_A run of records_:
══════════

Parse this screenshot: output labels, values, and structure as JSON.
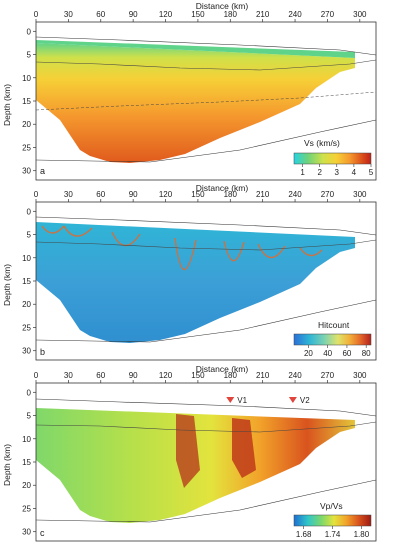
{
  "chart_data": [
    {
      "type": "heatmap",
      "panel_label": "a",
      "xlabel": "Distance (km)",
      "ylabel": "Depth (km)",
      "x_ticks": [
        0,
        30,
        60,
        90,
        120,
        150,
        180,
        210,
        240,
        270,
        300
      ],
      "y_ticks": [
        0,
        5,
        10,
        15,
        20,
        25,
        30
      ],
      "xlim": [
        0,
        315
      ],
      "ylim": [
        -2,
        32
      ],
      "colorbar": {
        "title": "Vs (km/s)",
        "ticks": [
          "1",
          "2",
          "3",
          "4",
          "5"
        ],
        "range": [
          0.5,
          5
        ],
        "colors": [
          "#26d3e3",
          "#6fd27a",
          "#cfe14a",
          "#f6d037",
          "#f59a2e",
          "#e05a1d",
          "#c02018"
        ]
      },
      "model": {
        "top_depth": 0.3,
        "bottom_depth": 28,
        "value_top": 1.6,
        "value_bottom": 4.3
      }
    },
    {
      "type": "heatmap",
      "panel_label": "b",
      "xlabel": "Distance (km)",
      "ylabel": "Depth (km)",
      "x_ticks": [
        0,
        30,
        60,
        90,
        120,
        150,
        180,
        210,
        240,
        270,
        300
      ],
      "y_ticks": [
        0,
        5,
        10,
        15,
        20,
        25,
        30
      ],
      "xlim": [
        0,
        315
      ],
      "ylim": [
        -2,
        32
      ],
      "colorbar": {
        "title": "Hitcount",
        "ticks": [
          "20",
          "40",
          "60",
          "80"
        ],
        "range": [
          5,
          85
        ],
        "colors": [
          "#2b6fd6",
          "#2fb5d6",
          "#7fd3b0",
          "#dfe36a",
          "#f2b13b",
          "#e5692a",
          "#b3201c"
        ]
      },
      "model": {
        "top_depth": 0.3,
        "bottom_depth": 28,
        "value_top": 30,
        "value_bottom": 25
      }
    },
    {
      "type": "heatmap",
      "panel_label": "c",
      "xlabel": "Distance (km)",
      "ylabel": "Depth (km)",
      "x_ticks": [
        0,
        30,
        60,
        90,
        120,
        150,
        180,
        210,
        240,
        270,
        300
      ],
      "y_ticks": [
        0,
        5,
        10,
        15,
        20,
        25,
        30
      ],
      "xlim": [
        0,
        315
      ],
      "ylim": [
        -2,
        32
      ],
      "colorbar": {
        "title": "Vp/Vs",
        "ticks": [
          "1.68",
          "1.74",
          "1.80"
        ],
        "range": [
          1.66,
          1.82
        ],
        "colors": [
          "#1f6fd0",
          "#2fc6c8",
          "#7fd86a",
          "#e3e33d",
          "#f2a32a",
          "#d9531e",
          "#9e1a12"
        ]
      },
      "model": {
        "top_depth": 2.5,
        "bottom_depth": 28,
        "value_top": 1.71,
        "value_bottom": 1.73
      },
      "annotations": [
        {
          "label": "V1",
          "x": 180
        },
        {
          "label": "V2",
          "x": 238
        }
      ]
    }
  ]
}
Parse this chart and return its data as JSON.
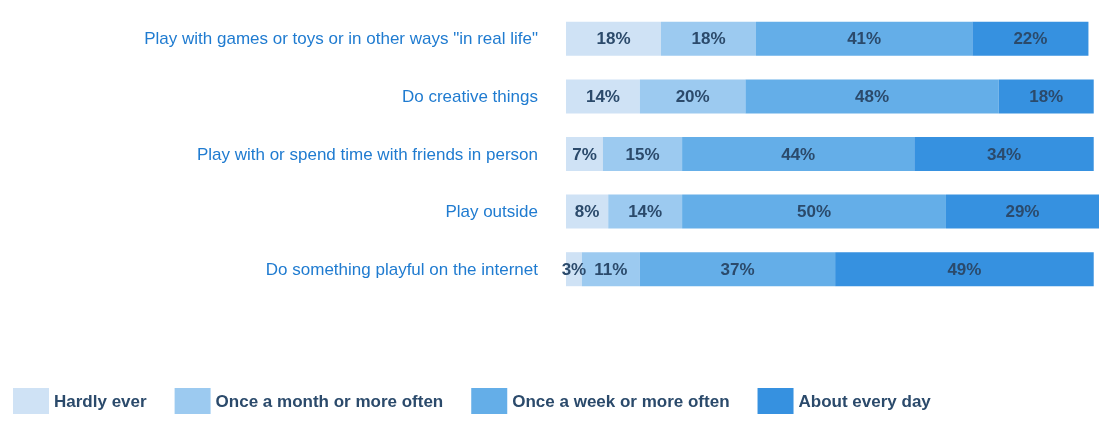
{
  "chart_data": {
    "type": "bar",
    "orientation": "horizontal",
    "stacked": true,
    "legend": "bottom",
    "categories": [
      "Play with games or toys or in other ways \"in real life\"",
      "Do creative things",
      "Play with or spend time with friends in person",
      "Play outside",
      "Do something playful on the internet"
    ],
    "series": [
      {
        "name": "Hardly ever",
        "color": "#cfe2f5",
        "values": [
          18,
          14,
          7,
          8,
          3
        ],
        "value_labels": [
          "18%",
          "14%",
          "7%",
          "8%",
          "3%"
        ]
      },
      {
        "name": "Once a month or more often",
        "color": "#9ccaf0",
        "values": [
          18,
          20,
          15,
          14,
          11
        ],
        "value_labels": [
          "18%",
          "20%",
          "15%",
          "14%",
          "11%"
        ]
      },
      {
        "name": "Once a week or more often",
        "color": "#64aee8",
        "values": [
          41,
          48,
          44,
          50,
          37
        ],
        "value_labels": [
          "41%",
          "48%",
          "44%",
          "50%",
          "37%"
        ]
      },
      {
        "name": "About every day",
        "color": "#3691e0",
        "values": [
          22,
          18,
          34,
          29,
          49
        ],
        "value_labels": [
          "22%",
          "18%",
          "34%",
          "29%",
          "49%"
        ]
      }
    ]
  }
}
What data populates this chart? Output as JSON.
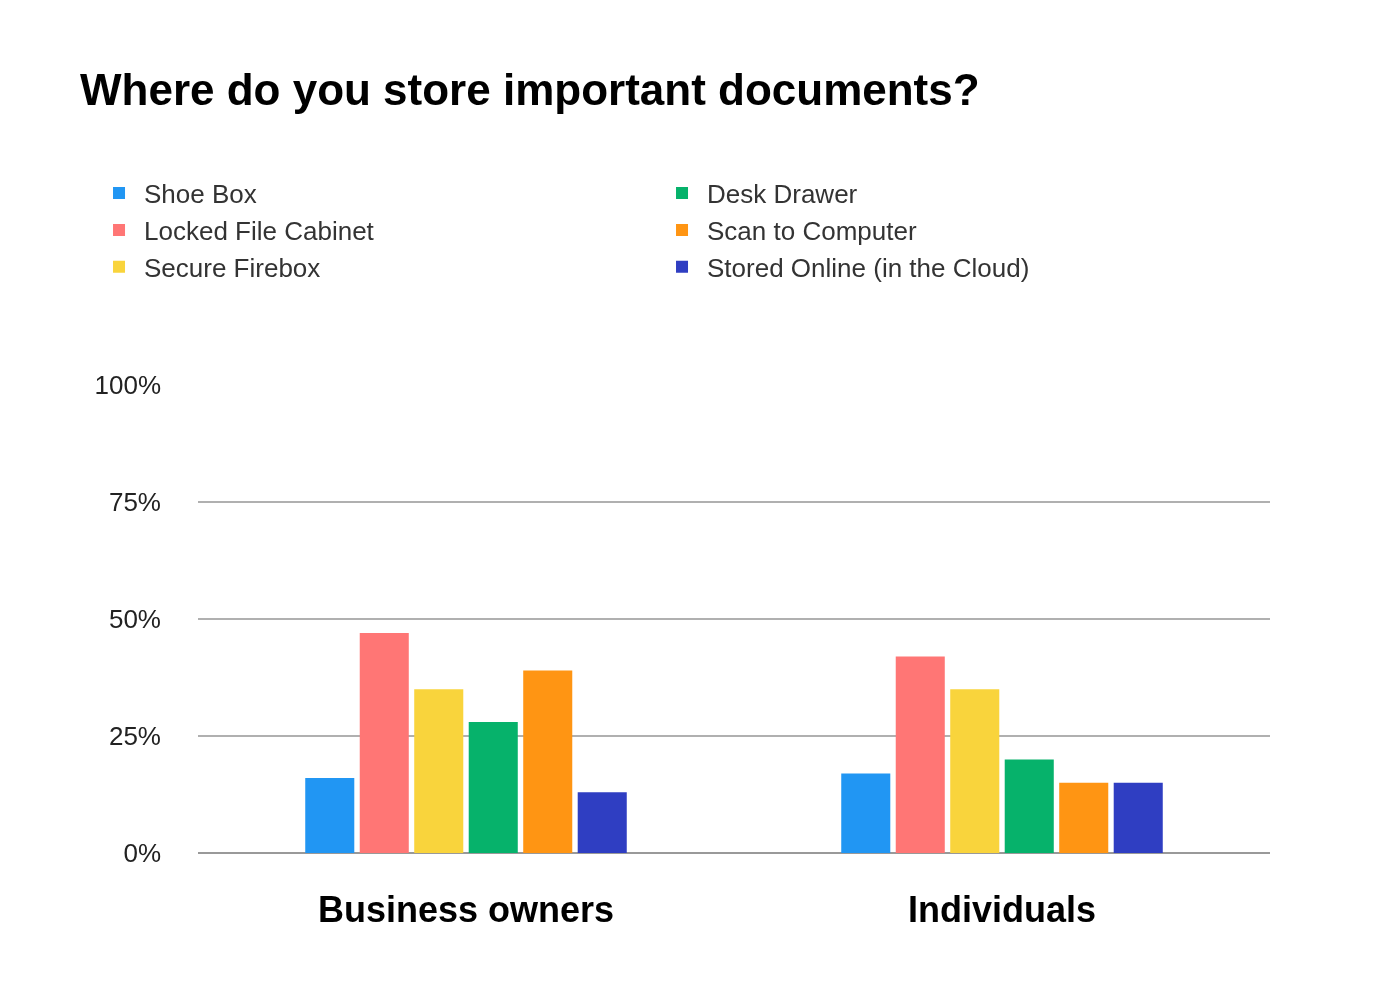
{
  "chart_data": {
    "type": "bar",
    "title": "Where do you store important documents?",
    "categories": [
      "Business owners",
      "Individuals"
    ],
    "series": [
      {
        "name": "Shoe Box",
        "color": "#2196f3",
        "values": [
          16,
          17
        ]
      },
      {
        "name": "Locked File Cabinet",
        "color": "#ff7675",
        "values": [
          47,
          42
        ]
      },
      {
        "name": "Secure Firebox",
        "color": "#f9d43c",
        "values": [
          35,
          35
        ]
      },
      {
        "name": "Desk Drawer",
        "color": "#06b26b",
        "values": [
          28,
          20
        ]
      },
      {
        "name": "Scan to Computer",
        "color": "#ff9513",
        "values": [
          39,
          15
        ]
      },
      {
        "name": "Stored Online (in the Cloud)",
        "color": "#2f3ec2",
        "values": [
          13,
          15
        ]
      }
    ],
    "ylim": [
      0,
      100
    ],
    "yticks": [
      {
        "value": 0,
        "label": "0%"
      },
      {
        "value": 25,
        "label": "25%"
      },
      {
        "value": 50,
        "label": "50%"
      },
      {
        "value": 75,
        "label": "75%"
      },
      {
        "value": 100,
        "label": "100%"
      }
    ],
    "grid": "y",
    "legend": "top left"
  }
}
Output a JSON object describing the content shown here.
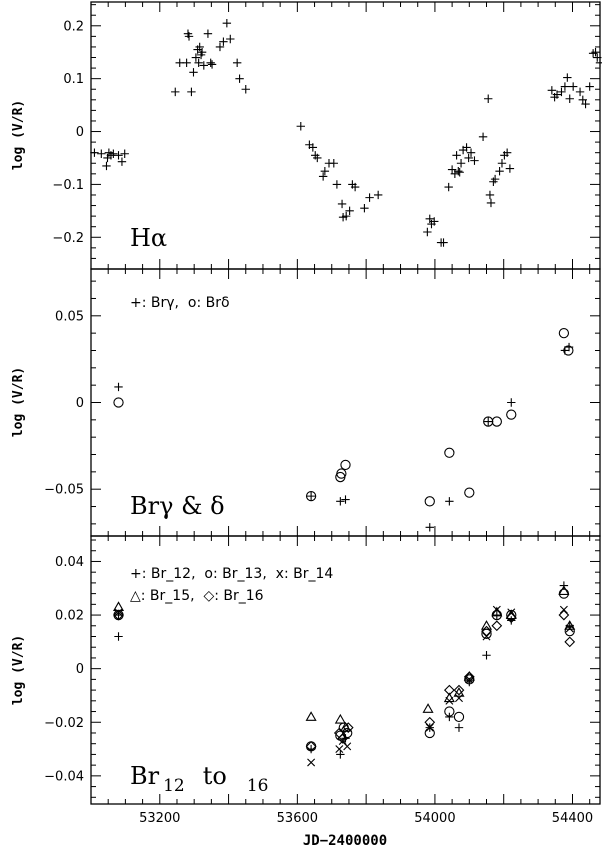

══════════

_WHAT YOU WILL DO_: Looking at the entries above, how many lines contain the word "more"? Answer with the number alone.

_COMPLETE ANSWER_: 2